"""

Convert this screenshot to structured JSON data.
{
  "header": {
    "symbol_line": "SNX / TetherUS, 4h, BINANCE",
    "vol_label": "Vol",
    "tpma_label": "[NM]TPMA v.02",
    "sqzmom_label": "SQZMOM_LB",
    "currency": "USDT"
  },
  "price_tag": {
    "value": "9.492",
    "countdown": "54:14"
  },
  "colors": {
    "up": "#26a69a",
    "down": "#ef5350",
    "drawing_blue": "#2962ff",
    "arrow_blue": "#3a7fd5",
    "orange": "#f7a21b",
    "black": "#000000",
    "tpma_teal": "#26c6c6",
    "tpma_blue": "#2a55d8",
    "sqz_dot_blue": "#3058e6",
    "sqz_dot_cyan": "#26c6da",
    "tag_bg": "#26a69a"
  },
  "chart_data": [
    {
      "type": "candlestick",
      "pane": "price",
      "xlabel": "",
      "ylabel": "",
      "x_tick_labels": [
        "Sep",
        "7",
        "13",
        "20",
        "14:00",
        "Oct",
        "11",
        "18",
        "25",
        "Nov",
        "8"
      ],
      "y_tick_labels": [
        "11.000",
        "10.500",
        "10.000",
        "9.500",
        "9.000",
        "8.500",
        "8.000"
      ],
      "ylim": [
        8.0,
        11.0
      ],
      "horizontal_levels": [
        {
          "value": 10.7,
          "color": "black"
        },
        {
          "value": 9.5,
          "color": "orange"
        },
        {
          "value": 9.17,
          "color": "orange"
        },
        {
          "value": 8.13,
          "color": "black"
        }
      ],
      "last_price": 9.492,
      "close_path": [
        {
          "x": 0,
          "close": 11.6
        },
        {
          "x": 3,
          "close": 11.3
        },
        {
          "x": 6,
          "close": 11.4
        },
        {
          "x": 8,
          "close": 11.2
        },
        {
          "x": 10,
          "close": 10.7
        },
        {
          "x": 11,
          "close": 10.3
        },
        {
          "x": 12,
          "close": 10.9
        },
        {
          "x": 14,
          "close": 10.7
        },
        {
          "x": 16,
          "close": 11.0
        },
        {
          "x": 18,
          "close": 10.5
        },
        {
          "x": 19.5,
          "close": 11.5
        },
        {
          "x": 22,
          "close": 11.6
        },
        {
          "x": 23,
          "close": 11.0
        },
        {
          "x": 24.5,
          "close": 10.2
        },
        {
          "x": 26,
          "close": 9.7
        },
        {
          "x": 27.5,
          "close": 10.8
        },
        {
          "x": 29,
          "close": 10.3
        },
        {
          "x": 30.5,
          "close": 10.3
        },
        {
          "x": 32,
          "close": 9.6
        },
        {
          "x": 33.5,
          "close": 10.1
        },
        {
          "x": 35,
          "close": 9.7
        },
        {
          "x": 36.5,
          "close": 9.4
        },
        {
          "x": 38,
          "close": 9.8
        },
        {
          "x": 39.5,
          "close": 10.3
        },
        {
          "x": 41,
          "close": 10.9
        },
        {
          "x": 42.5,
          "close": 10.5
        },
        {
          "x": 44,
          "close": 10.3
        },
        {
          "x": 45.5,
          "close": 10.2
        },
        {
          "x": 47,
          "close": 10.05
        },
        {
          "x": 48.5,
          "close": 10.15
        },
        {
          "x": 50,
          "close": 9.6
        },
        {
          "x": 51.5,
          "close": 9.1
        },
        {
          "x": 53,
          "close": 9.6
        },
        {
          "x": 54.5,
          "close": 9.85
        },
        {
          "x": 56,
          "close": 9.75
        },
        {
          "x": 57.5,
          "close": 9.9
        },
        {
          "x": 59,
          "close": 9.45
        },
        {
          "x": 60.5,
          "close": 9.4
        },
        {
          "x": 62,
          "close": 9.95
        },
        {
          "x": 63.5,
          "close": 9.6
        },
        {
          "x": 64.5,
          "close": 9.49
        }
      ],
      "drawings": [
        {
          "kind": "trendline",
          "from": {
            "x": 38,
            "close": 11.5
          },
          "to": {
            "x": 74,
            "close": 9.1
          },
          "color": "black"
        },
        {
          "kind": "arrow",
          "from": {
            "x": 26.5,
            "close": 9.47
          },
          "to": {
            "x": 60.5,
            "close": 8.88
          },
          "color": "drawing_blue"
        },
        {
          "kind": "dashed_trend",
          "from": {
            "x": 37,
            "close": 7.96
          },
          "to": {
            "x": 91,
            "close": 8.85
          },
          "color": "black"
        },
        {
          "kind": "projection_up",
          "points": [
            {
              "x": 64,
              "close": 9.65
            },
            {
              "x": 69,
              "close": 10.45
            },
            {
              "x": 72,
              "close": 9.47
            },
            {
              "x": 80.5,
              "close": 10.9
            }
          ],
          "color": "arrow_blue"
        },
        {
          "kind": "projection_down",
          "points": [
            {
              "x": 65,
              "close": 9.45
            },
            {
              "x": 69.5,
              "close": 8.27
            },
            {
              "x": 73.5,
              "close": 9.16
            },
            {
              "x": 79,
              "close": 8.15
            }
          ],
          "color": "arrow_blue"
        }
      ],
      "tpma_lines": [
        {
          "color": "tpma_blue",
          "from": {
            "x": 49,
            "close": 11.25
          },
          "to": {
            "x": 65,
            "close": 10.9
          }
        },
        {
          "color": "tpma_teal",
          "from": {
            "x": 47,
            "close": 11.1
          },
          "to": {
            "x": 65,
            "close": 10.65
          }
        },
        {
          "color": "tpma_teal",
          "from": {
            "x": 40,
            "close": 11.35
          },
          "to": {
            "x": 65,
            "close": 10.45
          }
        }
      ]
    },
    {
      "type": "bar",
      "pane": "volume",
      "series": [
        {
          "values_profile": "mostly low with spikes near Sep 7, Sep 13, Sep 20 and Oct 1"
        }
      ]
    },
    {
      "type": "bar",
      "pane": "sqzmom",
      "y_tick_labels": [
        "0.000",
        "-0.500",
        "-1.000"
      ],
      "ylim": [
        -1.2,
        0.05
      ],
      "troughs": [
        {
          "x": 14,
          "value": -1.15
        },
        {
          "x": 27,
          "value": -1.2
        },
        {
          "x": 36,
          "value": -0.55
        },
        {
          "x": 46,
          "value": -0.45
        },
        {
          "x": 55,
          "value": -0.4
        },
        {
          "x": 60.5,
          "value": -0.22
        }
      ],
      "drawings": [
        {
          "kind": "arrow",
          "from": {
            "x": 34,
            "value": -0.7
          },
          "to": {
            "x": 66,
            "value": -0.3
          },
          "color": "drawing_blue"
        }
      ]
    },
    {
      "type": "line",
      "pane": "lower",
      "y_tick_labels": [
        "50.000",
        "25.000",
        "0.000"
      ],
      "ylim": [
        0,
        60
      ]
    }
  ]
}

"""

→ Goal of the exercise
Write out the full listing exactly as given.

→ Exercise result
Convert this screenshot to structured JSON data.
{
  "header": {
    "symbol_line": "SNX / TetherUS, 4h, BINANCE",
    "vol_label": "Vol",
    "tpma_label": "[NM]TPMA v.02",
    "sqzmom_label": "SQZMOM_LB",
    "currency": "USDT"
  },
  "price_tag": {
    "value": "9.492",
    "countdown": "54:14"
  },
  "colors": {
    "up": "#26a69a",
    "down": "#ef5350",
    "drawing_blue": "#2962ff",
    "arrow_blue": "#3a7fd5",
    "orange": "#f7a21b",
    "black": "#000000",
    "tpma_teal": "#26c6c6",
    "tpma_blue": "#2a55d8",
    "sqz_dot_blue": "#3058e6",
    "sqz_dot_cyan": "#26c6da",
    "tag_bg": "#26a69a"
  },
  "chart_data": [
    {
      "type": "candlestick",
      "pane": "price",
      "xlabel": "",
      "ylabel": "",
      "x_tick_labels": [
        "Sep",
        "7",
        "13",
        "20",
        "14:00",
        "Oct",
        "11",
        "18",
        "25",
        "Nov",
        "8"
      ],
      "y_tick_labels": [
        "11.000",
        "10.500",
        "10.000",
        "9.500",
        "9.000",
        "8.500",
        "8.000"
      ],
      "ylim": [
        8.0,
        11.0
      ],
      "horizontal_levels": [
        {
          "value": 10.7,
          "color": "black"
        },
        {
          "value": 9.5,
          "color": "orange"
        },
        {
          "value": 9.17,
          "color": "orange"
        },
        {
          "value": 8.13,
          "color": "black"
        }
      ],
      "last_price": 9.492,
      "close_path": [
        {
          "x": 0,
          "close": 11.6
        },
        {
          "x": 3,
          "close": 11.3
        },
        {
          "x": 6,
          "close": 11.4
        },
        {
          "x": 8,
          "close": 11.2
        },
        {
          "x": 10,
          "close": 10.7
        },
        {
          "x": 11,
          "close": 10.3
        },
        {
          "x": 12,
          "close": 10.9
        },
        {
          "x": 14,
          "close": 10.7
        },
        {
          "x": 16,
          "close": 11.0
        },
        {
          "x": 18,
          "close": 10.5
        },
        {
          "x": 19.5,
          "close": 11.5
        },
        {
          "x": 22,
          "close": 11.6
        },
        {
          "x": 23,
          "close": 11.0
        },
        {
          "x": 24.5,
          "close": 10.2
        },
        {
          "x": 26,
          "close": 9.7
        },
        {
          "x": 27.5,
          "close": 10.8
        },
        {
          "x": 29,
          "close": 10.3
        },
        {
          "x": 30.5,
          "close": 10.3
        },
        {
          "x": 32,
          "close": 9.6
        },
        {
          "x": 33.5,
          "close": 10.1
        },
        {
          "x": 35,
          "close": 9.7
        },
        {
          "x": 36.5,
          "close": 9.4
        },
        {
          "x": 38,
          "close": 9.8
        },
        {
          "x": 39.5,
          "close": 10.3
        },
        {
          "x": 41,
          "close": 10.9
        },
        {
          "x": 42.5,
          "close": 10.5
        },
        {
          "x": 44,
          "close": 10.3
        },
        {
          "x": 45.5,
          "close": 10.2
        },
        {
          "x": 47,
          "close": 10.05
        },
        {
          "x": 48.5,
          "close": 10.15
        },
        {
          "x": 50,
          "close": 9.6
        },
        {
          "x": 51.5,
          "close": 9.1
        },
        {
          "x": 53,
          "close": 9.6
        },
        {
          "x": 54.5,
          "close": 9.85
        },
        {
          "x": 56,
          "close": 9.75
        },
        {
          "x": 57.5,
          "close": 9.9
        },
        {
          "x": 59,
          "close": 9.45
        },
        {
          "x": 60.5,
          "close": 9.4
        },
        {
          "x": 62,
          "close": 9.95
        },
        {
          "x": 63.5,
          "close": 9.6
        },
        {
          "x": 64.5,
          "close": 9.49
        }
      ],
      "drawings": [
        {
          "kind": "trendline",
          "from": {
            "x": 38,
            "close": 11.5
          },
          "to": {
            "x": 74,
            "close": 9.1
          },
          "color": "black"
        },
        {
          "kind": "arrow",
          "from": {
            "x": 26.5,
            "close": 9.47
          },
          "to": {
            "x": 60.5,
            "close": 8.88
          },
          "color": "drawing_blue"
        },
        {
          "kind": "dashed_trend",
          "from": {
            "x": 37,
            "close": 7.96
          },
          "to": {
            "x": 91,
            "close": 8.85
          },
          "color": "black"
        },
        {
          "kind": "projection_up",
          "points": [
            {
              "x": 64,
              "close": 9.65
            },
            {
              "x": 69,
              "close": 10.45
            },
            {
              "x": 72,
              "close": 9.47
            },
            {
              "x": 80.5,
              "close": 10.9
            }
          ],
          "color": "arrow_blue"
        },
        {
          "kind": "projection_down",
          "points": [
            {
              "x": 65,
              "close": 9.45
            },
            {
              "x": 69.5,
              "close": 8.27
            },
            {
              "x": 73.5,
              "close": 9.16
            },
            {
              "x": 79,
              "close": 8.15
            }
          ],
          "color": "arrow_blue"
        }
      ],
      "tpma_lines": [
        {
          "color": "tpma_blue",
          "from": {
            "x": 49,
            "close": 11.25
          },
          "to": {
            "x": 65,
            "close": 10.9
          }
        },
        {
          "color": "tpma_teal",
          "from": {
            "x": 47,
            "close": 11.1
          },
          "to": {
            "x": 65,
            "close": 10.65
          }
        },
        {
          "color": "tpma_teal",
          "from": {
            "x": 40,
            "close": 11.35
          },
          "to": {
            "x": 65,
            "close": 10.45
          }
        }
      ]
    },
    {
      "type": "bar",
      "pane": "volume",
      "series": [
        {
          "values_profile": "mostly low with spikes near Sep 7, Sep 13, Sep 20 and Oct 1"
        }
      ]
    },
    {
      "type": "bar",
      "pane": "sqzmom",
      "y_tick_labels": [
        "0.000",
        "-0.500",
        "-1.000"
      ],
      "ylim": [
        -1.2,
        0.05
      ],
      "troughs": [
        {
          "x": 14,
          "value": -1.15
        },
        {
          "x": 27,
          "value": -1.2
        },
        {
          "x": 36,
          "value": -0.55
        },
        {
          "x": 46,
          "value": -0.45
        },
        {
          "x": 55,
          "value": -0.4
        },
        {
          "x": 60.5,
          "value": -0.22
        }
      ],
      "drawings": [
        {
          "kind": "arrow",
          "from": {
            "x": 34,
            "value": -0.7
          },
          "to": {
            "x": 66,
            "value": -0.3
          },
          "color": "drawing_blue"
        }
      ]
    },
    {
      "type": "line",
      "pane": "lower",
      "y_tick_labels": [
        "50.000",
        "25.000",
        "0.000"
      ],
      "ylim": [
        0,
        60
      ]
    }
  ]
}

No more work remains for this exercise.